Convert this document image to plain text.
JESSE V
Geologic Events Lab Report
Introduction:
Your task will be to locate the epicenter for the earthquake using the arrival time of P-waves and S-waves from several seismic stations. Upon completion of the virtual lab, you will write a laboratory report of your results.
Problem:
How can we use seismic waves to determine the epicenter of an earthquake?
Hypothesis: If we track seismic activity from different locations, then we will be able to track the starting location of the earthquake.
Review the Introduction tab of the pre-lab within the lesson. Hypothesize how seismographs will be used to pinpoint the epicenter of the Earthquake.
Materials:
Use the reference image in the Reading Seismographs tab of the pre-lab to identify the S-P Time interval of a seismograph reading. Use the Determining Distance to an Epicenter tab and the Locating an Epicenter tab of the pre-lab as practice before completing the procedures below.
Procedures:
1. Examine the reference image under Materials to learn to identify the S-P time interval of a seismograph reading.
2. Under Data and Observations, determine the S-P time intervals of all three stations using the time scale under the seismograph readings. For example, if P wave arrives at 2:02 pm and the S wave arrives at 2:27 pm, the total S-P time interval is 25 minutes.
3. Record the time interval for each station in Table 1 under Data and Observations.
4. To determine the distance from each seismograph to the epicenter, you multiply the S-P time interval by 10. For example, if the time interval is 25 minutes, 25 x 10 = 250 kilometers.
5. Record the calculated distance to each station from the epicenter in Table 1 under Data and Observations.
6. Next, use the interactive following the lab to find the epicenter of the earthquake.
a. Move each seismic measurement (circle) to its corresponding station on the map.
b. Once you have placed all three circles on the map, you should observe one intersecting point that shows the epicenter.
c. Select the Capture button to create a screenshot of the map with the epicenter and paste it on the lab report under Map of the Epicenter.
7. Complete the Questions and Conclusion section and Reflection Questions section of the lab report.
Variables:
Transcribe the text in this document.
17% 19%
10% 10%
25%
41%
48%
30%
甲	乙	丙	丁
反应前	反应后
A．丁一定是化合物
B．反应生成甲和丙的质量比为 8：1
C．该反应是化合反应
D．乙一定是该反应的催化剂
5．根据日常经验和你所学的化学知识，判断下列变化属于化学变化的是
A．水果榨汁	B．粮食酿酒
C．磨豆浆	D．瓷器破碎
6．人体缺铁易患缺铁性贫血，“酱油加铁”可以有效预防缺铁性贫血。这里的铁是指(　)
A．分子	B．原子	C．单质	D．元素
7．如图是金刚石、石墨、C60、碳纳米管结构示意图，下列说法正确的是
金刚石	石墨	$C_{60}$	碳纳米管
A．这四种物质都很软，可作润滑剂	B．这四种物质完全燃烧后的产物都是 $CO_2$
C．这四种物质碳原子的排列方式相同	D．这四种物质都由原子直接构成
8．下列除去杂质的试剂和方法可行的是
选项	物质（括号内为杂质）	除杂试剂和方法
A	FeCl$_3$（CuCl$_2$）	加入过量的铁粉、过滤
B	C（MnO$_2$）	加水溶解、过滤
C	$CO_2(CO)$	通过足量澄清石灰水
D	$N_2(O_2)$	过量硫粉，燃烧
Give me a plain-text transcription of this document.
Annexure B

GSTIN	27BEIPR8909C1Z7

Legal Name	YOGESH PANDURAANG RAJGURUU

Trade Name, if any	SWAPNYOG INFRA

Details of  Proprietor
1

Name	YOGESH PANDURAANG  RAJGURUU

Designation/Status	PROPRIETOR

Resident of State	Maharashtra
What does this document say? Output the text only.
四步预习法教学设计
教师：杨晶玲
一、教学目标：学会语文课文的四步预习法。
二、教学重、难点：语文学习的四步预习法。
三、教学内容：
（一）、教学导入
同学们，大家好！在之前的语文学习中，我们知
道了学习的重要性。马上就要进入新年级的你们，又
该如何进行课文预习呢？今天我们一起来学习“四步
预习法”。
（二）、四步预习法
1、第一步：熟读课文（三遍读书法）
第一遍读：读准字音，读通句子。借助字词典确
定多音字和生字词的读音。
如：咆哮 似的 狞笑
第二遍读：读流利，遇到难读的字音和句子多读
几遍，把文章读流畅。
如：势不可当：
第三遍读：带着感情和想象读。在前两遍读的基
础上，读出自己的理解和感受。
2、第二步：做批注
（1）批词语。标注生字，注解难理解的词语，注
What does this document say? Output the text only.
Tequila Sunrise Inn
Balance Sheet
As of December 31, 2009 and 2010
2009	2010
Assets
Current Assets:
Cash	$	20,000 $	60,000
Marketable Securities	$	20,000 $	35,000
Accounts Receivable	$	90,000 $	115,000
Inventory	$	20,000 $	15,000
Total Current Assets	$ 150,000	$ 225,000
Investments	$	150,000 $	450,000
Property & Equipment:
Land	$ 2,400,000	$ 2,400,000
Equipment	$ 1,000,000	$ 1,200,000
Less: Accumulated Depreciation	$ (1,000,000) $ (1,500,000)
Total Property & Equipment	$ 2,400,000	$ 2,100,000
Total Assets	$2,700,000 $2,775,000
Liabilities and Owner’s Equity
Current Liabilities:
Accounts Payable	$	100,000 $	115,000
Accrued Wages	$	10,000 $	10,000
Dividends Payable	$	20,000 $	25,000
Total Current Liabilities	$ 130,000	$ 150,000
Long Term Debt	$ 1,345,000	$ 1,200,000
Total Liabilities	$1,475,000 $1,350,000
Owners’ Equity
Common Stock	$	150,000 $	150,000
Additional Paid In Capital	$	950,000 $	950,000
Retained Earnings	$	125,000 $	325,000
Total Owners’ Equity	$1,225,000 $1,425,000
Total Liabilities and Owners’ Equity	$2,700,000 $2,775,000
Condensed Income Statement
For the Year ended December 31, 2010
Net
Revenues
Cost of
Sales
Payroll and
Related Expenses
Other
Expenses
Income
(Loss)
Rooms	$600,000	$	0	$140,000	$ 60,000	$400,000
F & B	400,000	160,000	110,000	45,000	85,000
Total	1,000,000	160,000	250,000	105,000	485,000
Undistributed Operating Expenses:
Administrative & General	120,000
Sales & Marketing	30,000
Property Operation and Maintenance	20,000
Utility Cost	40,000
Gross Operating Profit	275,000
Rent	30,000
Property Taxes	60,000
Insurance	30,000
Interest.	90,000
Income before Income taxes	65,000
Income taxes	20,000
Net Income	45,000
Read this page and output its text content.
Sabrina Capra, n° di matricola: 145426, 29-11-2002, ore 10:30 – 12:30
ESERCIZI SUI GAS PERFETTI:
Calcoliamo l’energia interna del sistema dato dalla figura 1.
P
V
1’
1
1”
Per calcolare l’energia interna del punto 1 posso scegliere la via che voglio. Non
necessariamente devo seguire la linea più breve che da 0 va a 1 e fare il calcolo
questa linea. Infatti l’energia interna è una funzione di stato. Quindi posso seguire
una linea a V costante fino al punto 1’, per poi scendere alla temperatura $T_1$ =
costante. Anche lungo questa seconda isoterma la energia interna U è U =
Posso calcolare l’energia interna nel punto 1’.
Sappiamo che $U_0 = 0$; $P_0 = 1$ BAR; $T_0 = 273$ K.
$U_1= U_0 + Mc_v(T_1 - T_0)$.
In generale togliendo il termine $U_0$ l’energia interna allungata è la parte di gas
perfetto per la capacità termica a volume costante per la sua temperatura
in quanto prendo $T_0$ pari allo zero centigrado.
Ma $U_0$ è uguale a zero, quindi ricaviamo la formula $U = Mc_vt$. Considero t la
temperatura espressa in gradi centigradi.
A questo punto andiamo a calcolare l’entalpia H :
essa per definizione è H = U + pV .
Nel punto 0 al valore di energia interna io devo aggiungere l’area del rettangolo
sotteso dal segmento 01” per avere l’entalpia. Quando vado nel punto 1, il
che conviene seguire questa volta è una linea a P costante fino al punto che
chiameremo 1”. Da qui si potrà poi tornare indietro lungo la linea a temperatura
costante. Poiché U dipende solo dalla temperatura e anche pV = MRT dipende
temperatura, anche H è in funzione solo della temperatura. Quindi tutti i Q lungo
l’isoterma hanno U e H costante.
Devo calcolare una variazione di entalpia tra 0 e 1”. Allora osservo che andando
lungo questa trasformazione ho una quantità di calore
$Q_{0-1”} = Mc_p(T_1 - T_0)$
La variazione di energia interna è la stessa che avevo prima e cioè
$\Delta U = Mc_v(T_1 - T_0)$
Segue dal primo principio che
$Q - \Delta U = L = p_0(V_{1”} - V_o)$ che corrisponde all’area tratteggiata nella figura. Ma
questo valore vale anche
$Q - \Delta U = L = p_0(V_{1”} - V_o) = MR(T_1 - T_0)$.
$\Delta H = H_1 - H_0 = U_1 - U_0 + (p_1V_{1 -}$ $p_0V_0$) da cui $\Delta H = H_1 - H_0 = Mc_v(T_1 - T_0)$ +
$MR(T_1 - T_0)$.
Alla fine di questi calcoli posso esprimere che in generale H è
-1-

What is expected: Tally up the lines of the listing containing the word "Current". Give only the total.

Solution to this problem: 4